── Supplied entries

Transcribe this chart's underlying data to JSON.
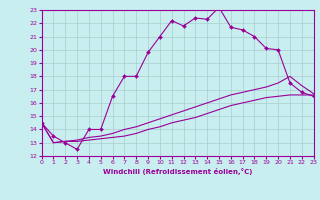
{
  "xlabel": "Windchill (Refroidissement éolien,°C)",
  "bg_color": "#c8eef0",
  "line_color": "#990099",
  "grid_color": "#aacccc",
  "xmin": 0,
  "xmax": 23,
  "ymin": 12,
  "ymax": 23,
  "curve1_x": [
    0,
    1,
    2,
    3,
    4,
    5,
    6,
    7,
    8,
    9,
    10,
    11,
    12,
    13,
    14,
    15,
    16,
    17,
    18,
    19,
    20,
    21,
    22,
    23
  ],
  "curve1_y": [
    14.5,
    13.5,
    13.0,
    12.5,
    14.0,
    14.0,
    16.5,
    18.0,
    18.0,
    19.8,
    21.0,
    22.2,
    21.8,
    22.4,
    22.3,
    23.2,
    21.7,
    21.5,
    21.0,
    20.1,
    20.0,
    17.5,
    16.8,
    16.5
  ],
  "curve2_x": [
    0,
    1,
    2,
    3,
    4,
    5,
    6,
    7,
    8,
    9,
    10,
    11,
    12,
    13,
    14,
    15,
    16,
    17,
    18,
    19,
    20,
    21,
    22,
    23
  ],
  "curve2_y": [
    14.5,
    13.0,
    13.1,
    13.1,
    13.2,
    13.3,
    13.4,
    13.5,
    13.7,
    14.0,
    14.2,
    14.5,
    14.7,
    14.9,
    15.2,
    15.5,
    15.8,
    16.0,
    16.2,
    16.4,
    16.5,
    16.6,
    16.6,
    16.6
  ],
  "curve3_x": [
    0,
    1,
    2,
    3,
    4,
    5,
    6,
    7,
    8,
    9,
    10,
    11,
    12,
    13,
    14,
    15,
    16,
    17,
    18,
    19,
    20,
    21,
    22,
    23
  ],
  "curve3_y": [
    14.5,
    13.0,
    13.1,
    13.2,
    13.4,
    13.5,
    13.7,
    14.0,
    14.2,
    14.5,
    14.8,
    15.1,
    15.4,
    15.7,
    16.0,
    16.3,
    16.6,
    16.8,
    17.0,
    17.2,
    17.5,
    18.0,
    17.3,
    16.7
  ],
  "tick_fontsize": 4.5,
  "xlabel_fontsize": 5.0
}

────

» Task description
Make an exact copy of the records above, with the pictures left out.

» Problem solution
Transcribe this chart's underlying data to JSON.
{
  "xlabel": "Windchill (Refroidissement éolien,°C)",
  "bg_color": "#c8eef0",
  "line_color": "#990099",
  "grid_color": "#aacccc",
  "xmin": 0,
  "xmax": 23,
  "ymin": 12,
  "ymax": 23,
  "curve1_x": [
    0,
    1,
    2,
    3,
    4,
    5,
    6,
    7,
    8,
    9,
    10,
    11,
    12,
    13,
    14,
    15,
    16,
    17,
    18,
    19,
    20,
    21,
    22,
    23
  ],
  "curve1_y": [
    14.5,
    13.5,
    13.0,
    12.5,
    14.0,
    14.0,
    16.5,
    18.0,
    18.0,
    19.8,
    21.0,
    22.2,
    21.8,
    22.4,
    22.3,
    23.2,
    21.7,
    21.5,
    21.0,
    20.1,
    20.0,
    17.5,
    16.8,
    16.5
  ],
  "curve2_x": [
    0,
    1,
    2,
    3,
    4,
    5,
    6,
    7,
    8,
    9,
    10,
    11,
    12,
    13,
    14,
    15,
    16,
    17,
    18,
    19,
    20,
    21,
    22,
    23
  ],
  "curve2_y": [
    14.5,
    13.0,
    13.1,
    13.1,
    13.2,
    13.3,
    13.4,
    13.5,
    13.7,
    14.0,
    14.2,
    14.5,
    14.7,
    14.9,
    15.2,
    15.5,
    15.8,
    16.0,
    16.2,
    16.4,
    16.5,
    16.6,
    16.6,
    16.6
  ],
  "curve3_x": [
    0,
    1,
    2,
    3,
    4,
    5,
    6,
    7,
    8,
    9,
    10,
    11,
    12,
    13,
    14,
    15,
    16,
    17,
    18,
    19,
    20,
    21,
    22,
    23
  ],
  "curve3_y": [
    14.5,
    13.0,
    13.1,
    13.2,
    13.4,
    13.5,
    13.7,
    14.0,
    14.2,
    14.5,
    14.8,
    15.1,
    15.4,
    15.7,
    16.0,
    16.3,
    16.6,
    16.8,
    17.0,
    17.2,
    17.5,
    18.0,
    17.3,
    16.7
  ],
  "tick_fontsize": 4.5,
  "xlabel_fontsize": 5.0
}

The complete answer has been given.